-- start of Input data --

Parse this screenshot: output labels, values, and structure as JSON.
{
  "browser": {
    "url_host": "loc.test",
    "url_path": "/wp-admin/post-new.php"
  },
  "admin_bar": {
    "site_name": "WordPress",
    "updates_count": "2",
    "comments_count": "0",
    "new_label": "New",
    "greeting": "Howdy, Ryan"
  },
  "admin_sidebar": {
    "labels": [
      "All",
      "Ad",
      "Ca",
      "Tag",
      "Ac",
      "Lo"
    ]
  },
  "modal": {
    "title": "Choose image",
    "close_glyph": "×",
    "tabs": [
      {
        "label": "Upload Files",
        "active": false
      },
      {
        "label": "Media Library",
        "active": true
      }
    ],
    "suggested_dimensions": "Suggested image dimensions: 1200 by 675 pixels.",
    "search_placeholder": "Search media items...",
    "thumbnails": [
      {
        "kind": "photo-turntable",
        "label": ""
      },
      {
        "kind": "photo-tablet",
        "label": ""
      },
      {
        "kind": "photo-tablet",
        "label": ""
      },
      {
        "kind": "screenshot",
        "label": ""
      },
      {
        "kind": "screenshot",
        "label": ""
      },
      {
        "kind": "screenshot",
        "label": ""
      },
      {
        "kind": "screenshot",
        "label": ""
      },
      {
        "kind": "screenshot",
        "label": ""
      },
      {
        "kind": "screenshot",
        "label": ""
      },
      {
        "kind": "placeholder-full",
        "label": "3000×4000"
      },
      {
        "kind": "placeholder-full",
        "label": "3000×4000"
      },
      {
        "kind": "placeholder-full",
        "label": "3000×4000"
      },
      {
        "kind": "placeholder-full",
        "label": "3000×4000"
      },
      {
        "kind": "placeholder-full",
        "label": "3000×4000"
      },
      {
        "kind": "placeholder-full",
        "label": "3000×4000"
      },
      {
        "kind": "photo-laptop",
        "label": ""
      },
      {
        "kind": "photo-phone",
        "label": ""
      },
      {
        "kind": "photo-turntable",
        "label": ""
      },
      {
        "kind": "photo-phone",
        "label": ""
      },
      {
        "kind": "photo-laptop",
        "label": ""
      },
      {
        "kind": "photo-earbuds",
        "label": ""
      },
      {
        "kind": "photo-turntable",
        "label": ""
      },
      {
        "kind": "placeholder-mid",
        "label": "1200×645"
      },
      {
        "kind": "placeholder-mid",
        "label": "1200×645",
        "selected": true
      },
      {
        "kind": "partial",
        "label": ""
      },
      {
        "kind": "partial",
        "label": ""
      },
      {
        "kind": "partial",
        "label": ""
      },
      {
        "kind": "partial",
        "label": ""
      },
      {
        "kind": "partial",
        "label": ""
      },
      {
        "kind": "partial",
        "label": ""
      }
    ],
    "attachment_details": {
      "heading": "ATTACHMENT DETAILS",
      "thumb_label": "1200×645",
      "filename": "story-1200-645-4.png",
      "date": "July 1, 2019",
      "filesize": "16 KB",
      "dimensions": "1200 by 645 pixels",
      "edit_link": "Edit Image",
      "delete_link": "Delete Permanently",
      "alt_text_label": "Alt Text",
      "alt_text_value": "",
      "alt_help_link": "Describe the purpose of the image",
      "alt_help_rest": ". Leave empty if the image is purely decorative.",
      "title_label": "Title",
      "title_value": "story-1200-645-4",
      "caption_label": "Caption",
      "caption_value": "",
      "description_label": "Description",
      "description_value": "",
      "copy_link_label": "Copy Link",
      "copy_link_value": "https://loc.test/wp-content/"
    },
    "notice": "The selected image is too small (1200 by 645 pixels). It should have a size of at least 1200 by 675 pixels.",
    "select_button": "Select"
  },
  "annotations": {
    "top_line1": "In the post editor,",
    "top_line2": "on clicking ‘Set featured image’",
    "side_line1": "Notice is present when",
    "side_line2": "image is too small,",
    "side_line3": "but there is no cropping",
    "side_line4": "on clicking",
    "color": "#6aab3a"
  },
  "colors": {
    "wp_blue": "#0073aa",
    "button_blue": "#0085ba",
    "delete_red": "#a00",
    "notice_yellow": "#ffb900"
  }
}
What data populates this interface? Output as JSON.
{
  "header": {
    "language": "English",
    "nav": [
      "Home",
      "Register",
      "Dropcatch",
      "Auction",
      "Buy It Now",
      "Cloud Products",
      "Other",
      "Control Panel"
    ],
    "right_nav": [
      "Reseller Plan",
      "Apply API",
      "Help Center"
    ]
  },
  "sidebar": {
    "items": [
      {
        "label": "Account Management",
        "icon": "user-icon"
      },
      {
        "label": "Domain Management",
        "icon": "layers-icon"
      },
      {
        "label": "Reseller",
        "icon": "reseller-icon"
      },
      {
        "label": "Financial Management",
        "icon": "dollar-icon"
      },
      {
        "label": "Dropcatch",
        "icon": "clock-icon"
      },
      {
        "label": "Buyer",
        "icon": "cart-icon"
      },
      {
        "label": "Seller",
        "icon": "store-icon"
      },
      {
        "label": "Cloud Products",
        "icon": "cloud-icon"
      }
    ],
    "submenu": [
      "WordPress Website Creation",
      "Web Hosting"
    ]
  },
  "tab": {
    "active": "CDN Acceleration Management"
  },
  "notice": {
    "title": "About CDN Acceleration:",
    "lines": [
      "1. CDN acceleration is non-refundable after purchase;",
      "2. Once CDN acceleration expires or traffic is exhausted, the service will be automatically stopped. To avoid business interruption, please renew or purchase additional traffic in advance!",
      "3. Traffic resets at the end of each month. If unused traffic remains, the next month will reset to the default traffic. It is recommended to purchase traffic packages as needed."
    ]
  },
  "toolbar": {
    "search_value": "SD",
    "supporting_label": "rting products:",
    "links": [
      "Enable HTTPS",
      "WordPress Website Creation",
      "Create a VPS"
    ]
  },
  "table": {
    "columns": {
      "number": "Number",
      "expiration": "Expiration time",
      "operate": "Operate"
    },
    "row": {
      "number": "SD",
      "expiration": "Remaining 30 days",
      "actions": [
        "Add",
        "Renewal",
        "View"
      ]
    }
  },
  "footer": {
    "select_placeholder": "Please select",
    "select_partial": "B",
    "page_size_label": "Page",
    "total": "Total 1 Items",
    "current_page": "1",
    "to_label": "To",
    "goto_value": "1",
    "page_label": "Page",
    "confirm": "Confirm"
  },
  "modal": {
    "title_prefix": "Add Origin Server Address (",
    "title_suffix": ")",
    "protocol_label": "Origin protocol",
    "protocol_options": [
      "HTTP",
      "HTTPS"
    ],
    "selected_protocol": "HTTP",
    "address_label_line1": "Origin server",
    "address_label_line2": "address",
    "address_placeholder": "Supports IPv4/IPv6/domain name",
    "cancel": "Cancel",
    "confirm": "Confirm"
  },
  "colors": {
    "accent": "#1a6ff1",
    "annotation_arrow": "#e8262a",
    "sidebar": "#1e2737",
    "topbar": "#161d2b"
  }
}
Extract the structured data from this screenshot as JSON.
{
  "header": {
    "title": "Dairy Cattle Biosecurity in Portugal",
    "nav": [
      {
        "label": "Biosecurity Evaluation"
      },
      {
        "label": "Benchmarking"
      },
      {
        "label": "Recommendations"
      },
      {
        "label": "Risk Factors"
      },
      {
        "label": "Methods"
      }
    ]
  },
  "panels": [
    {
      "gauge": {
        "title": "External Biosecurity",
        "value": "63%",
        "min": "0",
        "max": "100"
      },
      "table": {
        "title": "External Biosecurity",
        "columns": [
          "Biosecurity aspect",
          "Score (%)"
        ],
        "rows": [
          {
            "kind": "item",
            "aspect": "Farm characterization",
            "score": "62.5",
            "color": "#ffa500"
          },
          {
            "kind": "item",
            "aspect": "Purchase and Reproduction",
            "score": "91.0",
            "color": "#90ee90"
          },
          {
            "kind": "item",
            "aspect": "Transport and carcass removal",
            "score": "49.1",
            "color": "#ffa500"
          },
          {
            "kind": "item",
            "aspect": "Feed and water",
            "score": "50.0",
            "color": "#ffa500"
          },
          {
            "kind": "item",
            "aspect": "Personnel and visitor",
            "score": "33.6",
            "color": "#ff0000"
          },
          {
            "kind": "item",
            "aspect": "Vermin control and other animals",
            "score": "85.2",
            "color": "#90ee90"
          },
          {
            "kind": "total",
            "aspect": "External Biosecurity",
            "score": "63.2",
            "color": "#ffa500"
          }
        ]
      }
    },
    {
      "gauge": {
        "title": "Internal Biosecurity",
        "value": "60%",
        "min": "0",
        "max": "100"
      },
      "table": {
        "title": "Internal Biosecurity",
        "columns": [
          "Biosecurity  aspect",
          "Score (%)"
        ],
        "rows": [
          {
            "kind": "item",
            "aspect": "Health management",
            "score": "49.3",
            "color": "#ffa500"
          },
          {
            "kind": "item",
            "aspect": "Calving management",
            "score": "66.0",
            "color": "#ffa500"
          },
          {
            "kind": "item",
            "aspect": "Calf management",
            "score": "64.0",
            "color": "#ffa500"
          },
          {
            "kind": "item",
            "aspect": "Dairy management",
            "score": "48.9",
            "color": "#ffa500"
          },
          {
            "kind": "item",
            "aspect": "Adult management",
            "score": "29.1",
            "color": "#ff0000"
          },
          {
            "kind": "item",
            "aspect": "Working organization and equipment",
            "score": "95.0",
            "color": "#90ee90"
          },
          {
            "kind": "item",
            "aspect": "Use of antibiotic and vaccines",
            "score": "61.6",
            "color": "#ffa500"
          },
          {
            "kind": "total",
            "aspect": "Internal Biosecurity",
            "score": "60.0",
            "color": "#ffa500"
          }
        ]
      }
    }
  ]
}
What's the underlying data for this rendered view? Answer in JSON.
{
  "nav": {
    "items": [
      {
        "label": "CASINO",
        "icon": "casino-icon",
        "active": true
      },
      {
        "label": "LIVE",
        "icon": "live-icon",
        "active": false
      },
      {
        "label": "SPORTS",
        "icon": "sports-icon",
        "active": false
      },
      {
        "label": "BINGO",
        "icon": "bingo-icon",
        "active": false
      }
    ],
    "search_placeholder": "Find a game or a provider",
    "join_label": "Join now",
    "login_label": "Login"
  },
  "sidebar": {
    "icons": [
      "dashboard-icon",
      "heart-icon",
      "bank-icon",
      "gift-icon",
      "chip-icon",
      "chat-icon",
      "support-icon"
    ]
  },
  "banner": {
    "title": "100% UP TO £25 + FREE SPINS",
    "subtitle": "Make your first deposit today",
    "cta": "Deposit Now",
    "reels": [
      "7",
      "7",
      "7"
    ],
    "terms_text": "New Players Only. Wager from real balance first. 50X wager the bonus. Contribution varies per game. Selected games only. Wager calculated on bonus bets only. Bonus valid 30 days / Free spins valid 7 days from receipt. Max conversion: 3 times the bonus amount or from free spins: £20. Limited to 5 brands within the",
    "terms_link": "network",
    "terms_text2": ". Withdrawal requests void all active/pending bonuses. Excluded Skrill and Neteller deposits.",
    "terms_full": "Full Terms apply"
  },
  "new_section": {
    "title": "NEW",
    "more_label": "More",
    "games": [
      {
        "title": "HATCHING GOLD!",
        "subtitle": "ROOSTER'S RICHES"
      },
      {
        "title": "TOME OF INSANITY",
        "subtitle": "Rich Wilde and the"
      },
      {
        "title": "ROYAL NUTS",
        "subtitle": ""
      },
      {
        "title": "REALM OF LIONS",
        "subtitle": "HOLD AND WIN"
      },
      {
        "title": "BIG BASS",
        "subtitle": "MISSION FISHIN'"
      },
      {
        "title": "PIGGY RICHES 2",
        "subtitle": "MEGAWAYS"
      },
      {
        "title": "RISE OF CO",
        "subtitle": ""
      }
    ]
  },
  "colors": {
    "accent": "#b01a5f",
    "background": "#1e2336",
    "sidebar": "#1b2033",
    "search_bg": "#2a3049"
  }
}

-- end of Input data --

- **Task to carry out**
Copy down every line of the material above that includes the string "small".

- **Exercise result**
    "notice": "The selected image is too small (1200 by 645 pixels). It should have a size of at least 1200 by 675 pixels.",
    "side_line2": "image is too small,",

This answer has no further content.